Please restate the following records word for word.

* * * * * * *

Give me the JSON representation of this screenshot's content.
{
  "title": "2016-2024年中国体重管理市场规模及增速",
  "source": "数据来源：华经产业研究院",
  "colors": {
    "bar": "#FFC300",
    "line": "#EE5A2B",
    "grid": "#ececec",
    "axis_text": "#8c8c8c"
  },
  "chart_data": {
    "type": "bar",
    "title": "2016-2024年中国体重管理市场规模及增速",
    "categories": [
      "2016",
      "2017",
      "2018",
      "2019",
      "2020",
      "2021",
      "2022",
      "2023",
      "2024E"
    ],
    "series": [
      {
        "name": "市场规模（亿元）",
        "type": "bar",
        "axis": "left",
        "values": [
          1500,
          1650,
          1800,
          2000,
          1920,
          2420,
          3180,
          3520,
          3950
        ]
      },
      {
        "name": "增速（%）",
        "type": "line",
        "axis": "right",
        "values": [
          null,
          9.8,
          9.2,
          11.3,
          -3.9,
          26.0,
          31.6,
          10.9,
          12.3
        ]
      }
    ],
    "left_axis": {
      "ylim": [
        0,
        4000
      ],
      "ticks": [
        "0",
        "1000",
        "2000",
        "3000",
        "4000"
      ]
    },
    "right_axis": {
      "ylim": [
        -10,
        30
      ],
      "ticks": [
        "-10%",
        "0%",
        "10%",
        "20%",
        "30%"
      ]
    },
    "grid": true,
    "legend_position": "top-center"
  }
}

* * * * * * *

→ **Worked answer**:
Give me the JSON representation of this screenshot's content.
{
  "title": "2016-2024年中国体重管理市场规模及增速",
  "source": "数据来源：华经产业研究院",
  "colors": {
    "bar": "#FFC300",
    "line": "#EE5A2B",
    "grid": "#ececec",
    "axis_text": "#8c8c8c"
  },
  "chart_data": {
    "type": "bar",
    "title": "2016-2024年中国体重管理市场规模及增速",
    "categories": [
      "2016",
      "2017",
      "2018",
      "2019",
      "2020",
      "2021",
      "2022",
      "2023",
      "2024E"
    ],
    "series": [
      {
        "name": "市场规模（亿元）",
        "type": "bar",
        "axis": "left",
        "values": [
          1500,
          1650,
          1800,
          2000,
          1920,
          2420,
          3180,
          3520,
          3950
        ]
      },
      {
        "name": "增速（%）",
        "type": "line",
        "axis": "right",
        "values": [
          null,
          9.8,
          9.2,
          11.3,
          -3.9,
          26.0,
          31.6,
          10.9,
          12.3
        ]
      }
    ],
    "left_axis": {
      "ylim": [
        0,
        4000
      ],
      "ticks": [
        "0",
        "1000",
        "2000",
        "3000",
        "4000"
      ]
    },
    "right_axis": {
      "ylim": [
        -10,
        30
      ],
      "ticks": [
        "-10%",
        "0%",
        "10%",
        "20%",
        "30%"
      ]
    },
    "grid": true,
    "legend_position": "top-center"
  }
}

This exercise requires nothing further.